[Collected data]
-- begin --

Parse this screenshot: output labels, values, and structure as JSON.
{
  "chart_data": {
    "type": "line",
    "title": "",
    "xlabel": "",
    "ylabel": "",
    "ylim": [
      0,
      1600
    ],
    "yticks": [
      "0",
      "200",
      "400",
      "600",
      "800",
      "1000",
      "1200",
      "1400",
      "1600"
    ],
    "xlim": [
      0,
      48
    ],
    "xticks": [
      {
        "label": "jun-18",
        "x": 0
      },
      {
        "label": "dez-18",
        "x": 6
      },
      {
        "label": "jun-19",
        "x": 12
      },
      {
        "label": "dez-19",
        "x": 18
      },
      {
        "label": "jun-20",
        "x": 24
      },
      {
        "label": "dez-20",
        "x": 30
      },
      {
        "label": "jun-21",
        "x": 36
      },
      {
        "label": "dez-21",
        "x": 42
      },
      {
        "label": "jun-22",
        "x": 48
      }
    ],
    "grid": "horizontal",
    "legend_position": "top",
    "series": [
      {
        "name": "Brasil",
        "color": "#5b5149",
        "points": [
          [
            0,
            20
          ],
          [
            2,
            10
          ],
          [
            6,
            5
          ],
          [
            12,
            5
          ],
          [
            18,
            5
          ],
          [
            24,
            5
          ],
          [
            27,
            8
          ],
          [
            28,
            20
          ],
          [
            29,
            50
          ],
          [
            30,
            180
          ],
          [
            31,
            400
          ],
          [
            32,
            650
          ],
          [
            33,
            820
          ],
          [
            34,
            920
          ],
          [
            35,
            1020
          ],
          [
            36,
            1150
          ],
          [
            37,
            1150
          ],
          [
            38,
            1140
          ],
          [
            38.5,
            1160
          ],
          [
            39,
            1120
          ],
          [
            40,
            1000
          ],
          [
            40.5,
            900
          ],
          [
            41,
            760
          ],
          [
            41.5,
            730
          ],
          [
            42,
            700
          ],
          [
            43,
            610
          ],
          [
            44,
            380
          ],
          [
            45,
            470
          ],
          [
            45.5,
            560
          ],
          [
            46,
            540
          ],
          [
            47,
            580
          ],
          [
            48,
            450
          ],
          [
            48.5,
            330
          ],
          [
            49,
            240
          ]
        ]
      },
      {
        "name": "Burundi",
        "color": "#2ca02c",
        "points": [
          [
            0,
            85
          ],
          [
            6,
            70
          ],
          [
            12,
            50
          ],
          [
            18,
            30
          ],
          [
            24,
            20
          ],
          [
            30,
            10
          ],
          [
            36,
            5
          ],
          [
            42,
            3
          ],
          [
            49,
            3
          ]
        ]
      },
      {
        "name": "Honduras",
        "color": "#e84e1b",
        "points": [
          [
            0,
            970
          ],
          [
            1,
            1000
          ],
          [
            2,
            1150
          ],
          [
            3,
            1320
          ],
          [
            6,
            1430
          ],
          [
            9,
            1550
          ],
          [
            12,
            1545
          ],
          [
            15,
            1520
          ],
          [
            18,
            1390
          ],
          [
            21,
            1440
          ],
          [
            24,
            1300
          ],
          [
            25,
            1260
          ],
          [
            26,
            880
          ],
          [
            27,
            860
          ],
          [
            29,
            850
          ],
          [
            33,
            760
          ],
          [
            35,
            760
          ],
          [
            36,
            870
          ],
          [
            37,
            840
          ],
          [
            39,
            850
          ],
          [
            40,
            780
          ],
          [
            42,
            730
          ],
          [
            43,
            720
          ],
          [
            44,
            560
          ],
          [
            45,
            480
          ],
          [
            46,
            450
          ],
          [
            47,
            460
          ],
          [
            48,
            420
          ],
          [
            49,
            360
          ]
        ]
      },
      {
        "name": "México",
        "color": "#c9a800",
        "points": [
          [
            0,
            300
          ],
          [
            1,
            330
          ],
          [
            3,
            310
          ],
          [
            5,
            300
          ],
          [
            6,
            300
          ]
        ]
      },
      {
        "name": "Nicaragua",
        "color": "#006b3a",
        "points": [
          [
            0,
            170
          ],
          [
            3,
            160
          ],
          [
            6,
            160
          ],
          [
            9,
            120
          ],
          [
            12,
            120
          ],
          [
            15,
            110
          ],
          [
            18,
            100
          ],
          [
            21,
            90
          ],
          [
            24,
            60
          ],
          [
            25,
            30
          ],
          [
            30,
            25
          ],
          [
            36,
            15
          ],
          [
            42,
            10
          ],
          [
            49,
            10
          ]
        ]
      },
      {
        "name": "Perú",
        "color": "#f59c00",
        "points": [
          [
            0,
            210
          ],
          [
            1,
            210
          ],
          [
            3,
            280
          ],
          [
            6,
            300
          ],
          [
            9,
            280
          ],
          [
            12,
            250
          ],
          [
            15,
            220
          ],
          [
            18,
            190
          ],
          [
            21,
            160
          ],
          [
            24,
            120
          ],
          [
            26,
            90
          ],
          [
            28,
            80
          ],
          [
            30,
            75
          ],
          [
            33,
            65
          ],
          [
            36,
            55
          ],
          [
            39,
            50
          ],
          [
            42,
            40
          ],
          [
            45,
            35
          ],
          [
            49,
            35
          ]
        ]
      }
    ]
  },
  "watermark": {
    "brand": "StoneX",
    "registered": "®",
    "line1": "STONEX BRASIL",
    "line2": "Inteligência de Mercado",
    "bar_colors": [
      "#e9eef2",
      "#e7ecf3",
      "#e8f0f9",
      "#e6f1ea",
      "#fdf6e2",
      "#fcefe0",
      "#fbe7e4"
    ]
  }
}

-- end --

Retype every entry above, word for word.

Expected answer -
Parse this screenshot: output labels, values, and structure as JSON.
{
  "chart_data": {
    "type": "line",
    "title": "",
    "xlabel": "",
    "ylabel": "",
    "ylim": [
      0,
      1600
    ],
    "yticks": [
      "0",
      "200",
      "400",
      "600",
      "800",
      "1000",
      "1200",
      "1400",
      "1600"
    ],
    "xlim": [
      0,
      48
    ],
    "xticks": [
      {
        "label": "jun-18",
        "x": 0
      },
      {
        "label": "dez-18",
        "x": 6
      },
      {
        "label": "jun-19",
        "x": 12
      },
      {
        "label": "dez-19",
        "x": 18
      },
      {
        "label": "jun-20",
        "x": 24
      },
      {
        "label": "dez-20",
        "x": 30
      },
      {
        "label": "jun-21",
        "x": 36
      },
      {
        "label": "dez-21",
        "x": 42
      },
      {
        "label": "jun-22",
        "x": 48
      }
    ],
    "grid": "horizontal",
    "legend_position": "top",
    "series": [
      {
        "name": "Brasil",
        "color": "#5b5149",
        "points": [
          [
            0,
            20
          ],
          [
            2,
            10
          ],
          [
            6,
            5
          ],
          [
            12,
            5
          ],
          [
            18,
            5
          ],
          [
            24,
            5
          ],
          [
            27,
            8
          ],
          [
            28,
            20
          ],
          [
            29,
            50
          ],
          [
            30,
            180
          ],
          [
            31,
            400
          ],
          [
            32,
            650
          ],
          [
            33,
            820
          ],
          [
            34,
            920
          ],
          [
            35,
            1020
          ],
          [
            36,
            1150
          ],
          [
            37,
            1150
          ],
          [
            38,
            1140
          ],
          [
            38.5,
            1160
          ],
          [
            39,
            1120
          ],
          [
            40,
            1000
          ],
          [
            40.5,
            900
          ],
          [
            41,
            760
          ],
          [
            41.5,
            730
          ],
          [
            42,
            700
          ],
          [
            43,
            610
          ],
          [
            44,
            380
          ],
          [
            45,
            470
          ],
          [
            45.5,
            560
          ],
          [
            46,
            540
          ],
          [
            47,
            580
          ],
          [
            48,
            450
          ],
          [
            48.5,
            330
          ],
          [
            49,
            240
          ]
        ]
      },
      {
        "name": "Burundi",
        "color": "#2ca02c",
        "points": [
          [
            0,
            85
          ],
          [
            6,
            70
          ],
          [
            12,
            50
          ],
          [
            18,
            30
          ],
          [
            24,
            20
          ],
          [
            30,
            10
          ],
          [
            36,
            5
          ],
          [
            42,
            3
          ],
          [
            49,
            3
          ]
        ]
      },
      {
        "name": "Honduras",
        "color": "#e84e1b",
        "points": [
          [
            0,
            970
          ],
          [
            1,
            1000
          ],
          [
            2,
            1150
          ],
          [
            3,
            1320
          ],
          [
            6,
            1430
          ],
          [
            9,
            1550
          ],
          [
            12,
            1545
          ],
          [
            15,
            1520
          ],
          [
            18,
            1390
          ],
          [
            21,
            1440
          ],
          [
            24,
            1300
          ],
          [
            25,
            1260
          ],
          [
            26,
            880
          ],
          [
            27,
            860
          ],
          [
            29,
            850
          ],
          [
            33,
            760
          ],
          [
            35,
            760
          ],
          [
            36,
            870
          ],
          [
            37,
            840
          ],
          [
            39,
            850
          ],
          [
            40,
            780
          ],
          [
            42,
            730
          ],
          [
            43,
            720
          ],
          [
            44,
            560
          ],
          [
            45,
            480
          ],
          [
            46,
            450
          ],
          [
            47,
            460
          ],
          [
            48,
            420
          ],
          [
            49,
            360
          ]
        ]
      },
      {
        "name": "México",
        "color": "#c9a800",
        "points": [
          [
            0,
            300
          ],
          [
            1,
            330
          ],
          [
            3,
            310
          ],
          [
            5,
            300
          ],
          [
            6,
            300
          ]
        ]
      },
      {
        "name": "Nicaragua",
        "color": "#006b3a",
        "points": [
          [
            0,
            170
          ],
          [
            3,
            160
          ],
          [
            6,
            160
          ],
          [
            9,
            120
          ],
          [
            12,
            120
          ],
          [
            15,
            110
          ],
          [
            18,
            100
          ],
          [
            21,
            90
          ],
          [
            24,
            60
          ],
          [
            25,
            30
          ],
          [
            30,
            25
          ],
          [
            36,
            15
          ],
          [
            42,
            10
          ],
          [
            49,
            10
          ]
        ]
      },
      {
        "name": "Perú",
        "color": "#f59c00",
        "points": [
          [
            0,
            210
          ],
          [
            1,
            210
          ],
          [
            3,
            280
          ],
          [
            6,
            300
          ],
          [
            9,
            280
          ],
          [
            12,
            250
          ],
          [
            15,
            220
          ],
          [
            18,
            190
          ],
          [
            21,
            160
          ],
          [
            24,
            120
          ],
          [
            26,
            90
          ],
          [
            28,
            80
          ],
          [
            30,
            75
          ],
          [
            33,
            65
          ],
          [
            36,
            55
          ],
          [
            39,
            50
          ],
          [
            42,
            40
          ],
          [
            45,
            35
          ],
          [
            49,
            35
          ]
        ]
      }
    ]
  },
  "watermark": {
    "brand": "StoneX",
    "registered": "®",
    "line1": "STONEX BRASIL",
    "line2": "Inteligência de Mercado",
    "bar_colors": [
      "#e9eef2",
      "#e7ecf3",
      "#e8f0f9",
      "#e6f1ea",
      "#fdf6e2",
      "#fcefe0",
      "#fbe7e4"
    ]
  }
}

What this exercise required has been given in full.